[Stored entries]
++++++++
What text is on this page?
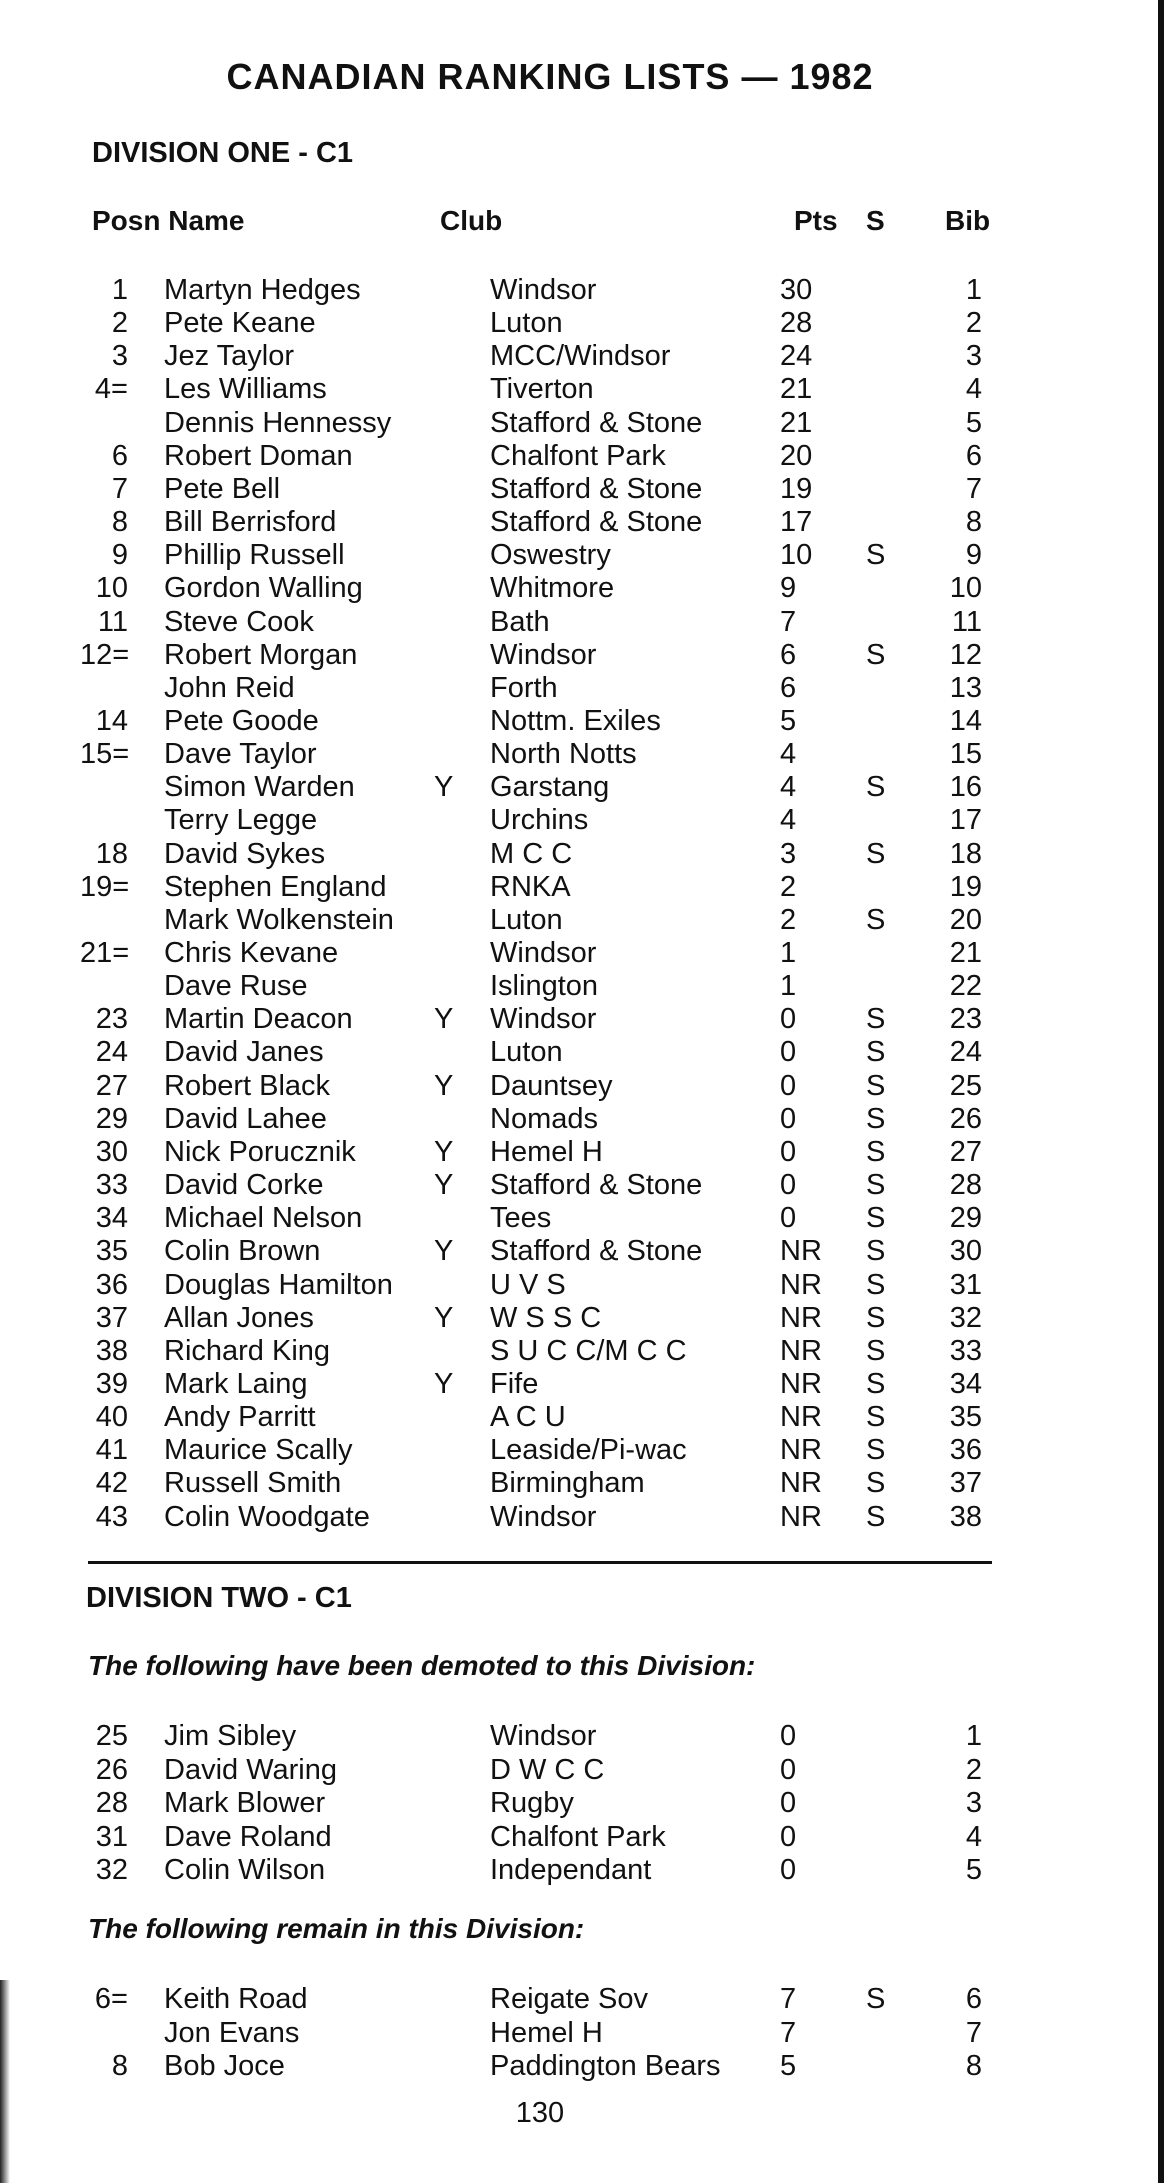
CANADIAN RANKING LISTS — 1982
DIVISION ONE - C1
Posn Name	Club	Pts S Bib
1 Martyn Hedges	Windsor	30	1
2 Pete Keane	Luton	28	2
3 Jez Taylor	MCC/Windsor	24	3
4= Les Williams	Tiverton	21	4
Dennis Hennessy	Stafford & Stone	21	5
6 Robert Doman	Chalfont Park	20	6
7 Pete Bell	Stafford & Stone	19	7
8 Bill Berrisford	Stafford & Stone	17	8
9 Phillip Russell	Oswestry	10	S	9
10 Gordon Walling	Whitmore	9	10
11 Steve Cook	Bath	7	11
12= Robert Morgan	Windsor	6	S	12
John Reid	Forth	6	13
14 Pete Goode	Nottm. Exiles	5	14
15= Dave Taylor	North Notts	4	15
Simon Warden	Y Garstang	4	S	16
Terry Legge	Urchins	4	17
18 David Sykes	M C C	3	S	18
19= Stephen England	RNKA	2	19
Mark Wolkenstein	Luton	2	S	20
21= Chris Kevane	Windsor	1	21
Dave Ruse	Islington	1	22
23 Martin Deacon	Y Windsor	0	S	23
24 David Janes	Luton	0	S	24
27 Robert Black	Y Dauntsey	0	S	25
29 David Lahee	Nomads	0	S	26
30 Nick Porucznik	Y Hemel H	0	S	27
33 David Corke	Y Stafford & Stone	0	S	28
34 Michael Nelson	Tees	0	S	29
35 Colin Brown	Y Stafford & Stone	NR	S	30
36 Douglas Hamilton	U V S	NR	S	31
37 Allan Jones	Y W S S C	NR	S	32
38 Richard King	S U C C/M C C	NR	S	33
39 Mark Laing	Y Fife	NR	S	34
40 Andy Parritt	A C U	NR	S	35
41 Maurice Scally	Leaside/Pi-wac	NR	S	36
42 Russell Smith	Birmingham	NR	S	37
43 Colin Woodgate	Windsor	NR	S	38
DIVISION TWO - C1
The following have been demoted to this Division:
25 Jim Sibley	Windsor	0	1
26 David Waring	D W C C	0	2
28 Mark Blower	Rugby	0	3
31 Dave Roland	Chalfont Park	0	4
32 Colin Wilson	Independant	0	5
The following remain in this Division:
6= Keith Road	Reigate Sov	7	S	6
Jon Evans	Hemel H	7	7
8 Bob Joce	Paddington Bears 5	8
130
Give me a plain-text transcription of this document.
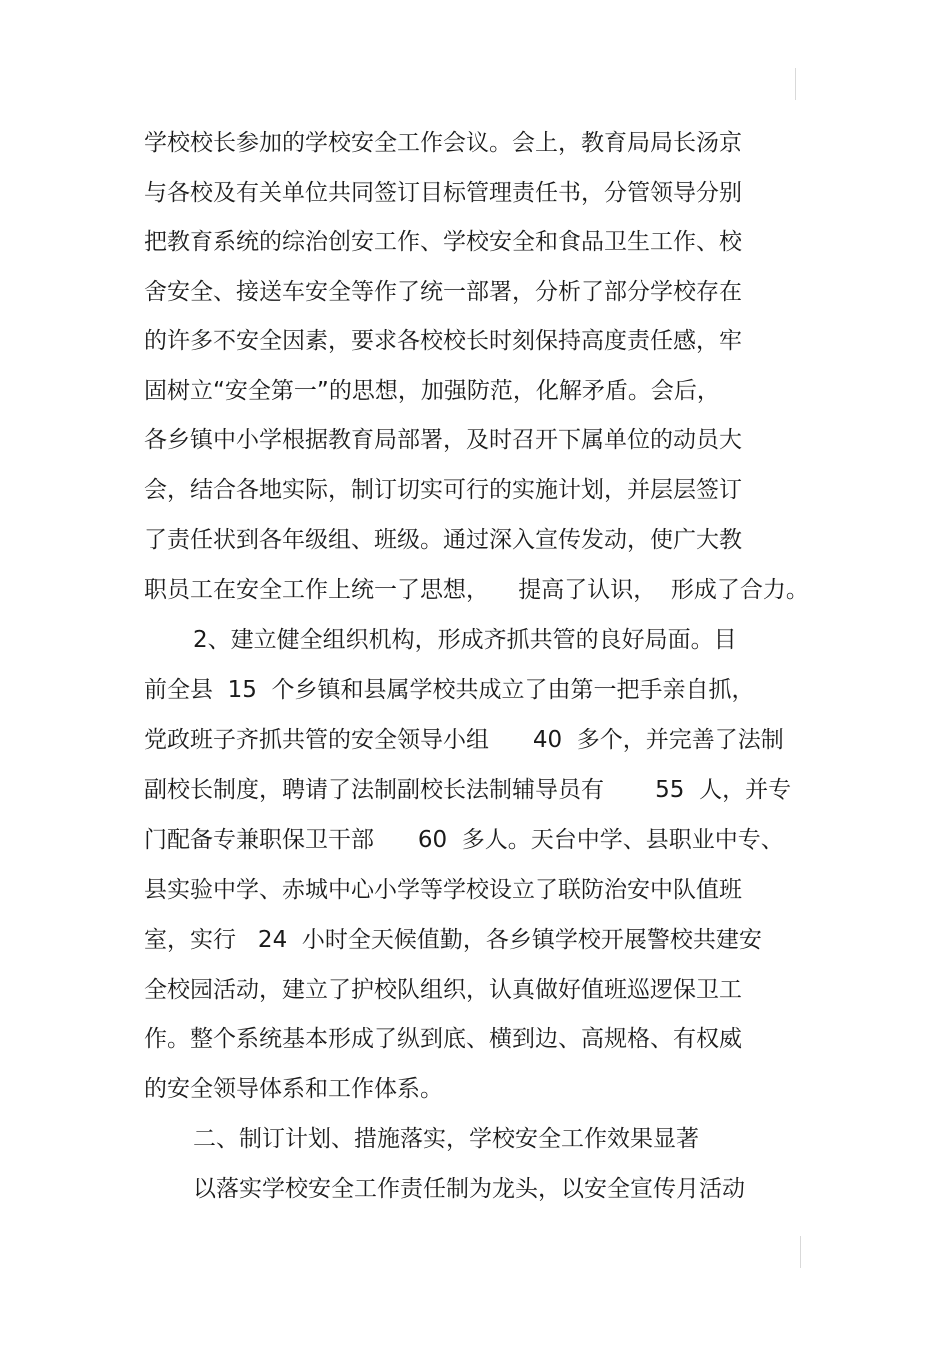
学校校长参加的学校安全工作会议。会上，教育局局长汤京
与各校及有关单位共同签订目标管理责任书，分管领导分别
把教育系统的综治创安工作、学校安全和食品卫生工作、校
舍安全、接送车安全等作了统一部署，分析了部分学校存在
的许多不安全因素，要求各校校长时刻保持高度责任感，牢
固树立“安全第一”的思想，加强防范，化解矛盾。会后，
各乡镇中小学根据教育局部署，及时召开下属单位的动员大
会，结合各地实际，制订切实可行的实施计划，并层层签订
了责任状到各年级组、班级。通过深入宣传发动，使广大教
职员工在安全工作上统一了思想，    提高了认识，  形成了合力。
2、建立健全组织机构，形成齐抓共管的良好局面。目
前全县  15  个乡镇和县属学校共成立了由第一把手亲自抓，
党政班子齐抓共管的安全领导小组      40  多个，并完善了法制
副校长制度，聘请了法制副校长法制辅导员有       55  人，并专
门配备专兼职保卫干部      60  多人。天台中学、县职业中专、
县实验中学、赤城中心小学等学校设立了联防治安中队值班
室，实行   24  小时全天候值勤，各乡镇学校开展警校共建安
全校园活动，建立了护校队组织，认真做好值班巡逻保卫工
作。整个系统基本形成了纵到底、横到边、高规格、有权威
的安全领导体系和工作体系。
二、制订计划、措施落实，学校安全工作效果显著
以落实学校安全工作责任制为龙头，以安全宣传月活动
++++++++
__Work to do__: Give the entries again without a single change, but with no pictures.

__The result__:
What text is on this page?
CANADIAN RANKING LISTS — 1982
DIVISION ONE - C1
Posn Name	Club	Pts S Bib
1 Martyn Hedges	Windsor	30	1
2 Pete Keane	Luton	28	2
3 Jez Taylor	MCC/Windsor	24	3
4= Les Williams	Tiverton	21	4
Dennis Hennessy	Stafford & Stone	21	5
6 Robert Doman	Chalfont Park	20	6
7 Pete Bell	Stafford & Stone	19	7
8 Bill Berrisford	Stafford & Stone	17	8
9 Phillip Russell	Oswestry	10	S	9
10 Gordon Walling	Whitmore	9	10
11 Steve Cook	Bath	7	11
12= Robert Morgan	Windsor	6	S	12
John Reid	Forth	6	13
14 Pete Goode	Nottm. Exiles	5	14
15= Dave Taylor	North Notts	4	15
Simon Warden	Y Garstang	4	S	16
Terry Legge	Urchins	4	17
18 David Sykes	M C C	3	S	18
19= Stephen England	RNKA	2	19
Mark Wolkenstein	Luton	2	S	20
21= Chris Kevane	Windsor	1	21
Dave Ruse	Islington	1	22
23 Martin Deacon	Y Windsor	0	S	23
24 David Janes	Luton	0	S	24
27 Robert Black	Y Dauntsey	0	S	25
29 David Lahee	Nomads	0	S	26
30 Nick Porucznik	Y Hemel H	0	S	27
33 David Corke	Y Stafford & Stone	0	S	28
34 Michael Nelson	Tees	0	S	29
35 Colin Brown	Y Stafford & Stone	NR	S	30
36 Douglas Hamilton	U V S	NR	S	31
37 Allan Jones	Y W S S C	NR	S	32
38 Richard King	S U C C/M C C	NR	S	33
39 Mark Laing	Y Fife	NR	S	34
40 Andy Parritt	A C U	NR	S	35
41 Maurice Scally	Leaside/Pi-wac	NR	S	36
42 Russell Smith	Birmingham	NR	S	37
43 Colin Woodgate	Windsor	NR	S	38
DIVISION TWO - C1
The following have been demoted to this Division:
25 Jim Sibley	Windsor	0	1
26 David Waring	D W C C	0	2
28 Mark Blower	Rugby	0	3
31 Dave Roland	Chalfont Park	0	4
32 Colin Wilson	Independant	0	5
The following remain in this Division:
6= Keith Road	Reigate Sov	7	S	6
Jon Evans	Hemel H	7	7
8 Bob Joce	Paddington Bears 5	8
130
Give me a plain-text transcription of this document.
学校校长参加的学校安全工作会议。会上，教育局局长汤京
与各校及有关单位共同签订目标管理责任书，分管领导分别
把教育系统的综治创安工作、学校安全和食品卫生工作、校
舍安全、接送车安全等作了统一部署，分析了部分学校存在
的许多不安全因素，要求各校校长时刻保持高度责任感，牢
固树立“安全第一”的思想，加强防范，化解矛盾。会后，
各乡镇中小学根据教育局部署，及时召开下属单位的动员大
会，结合各地实际，制订切实可行的实施计划，并层层签订
了责任状到各年级组、班级。通过深入宣传发动，使广大教
职员工在安全工作上统一了思想，    提高了认识，  形成了合力。
2、建立健全组织机构，形成齐抓共管的良好局面。目
前全县  15  个乡镇和县属学校共成立了由第一把手亲自抓，
党政班子齐抓共管的安全领导小组      40  多个，并完善了法制
副校长制度，聘请了法制副校长法制辅导员有       55  人，并专
门配备专兼职保卫干部      60  多人。天台中学、县职业中专、
县实验中学、赤城中心小学等学校设立了联防治安中队值班
室，实行   24  小时全天候值勤，各乡镇学校开展警校共建安
全校园活动，建立了护校队组织，认真做好值班巡逻保卫工
作。整个系统基本形成了纵到底、横到边、高规格、有权威
的安全领导体系和工作体系。
二、制订计划、措施落实，学校安全工作效果显著
以落实学校安全工作责任制为龙头，以安全宣传月活动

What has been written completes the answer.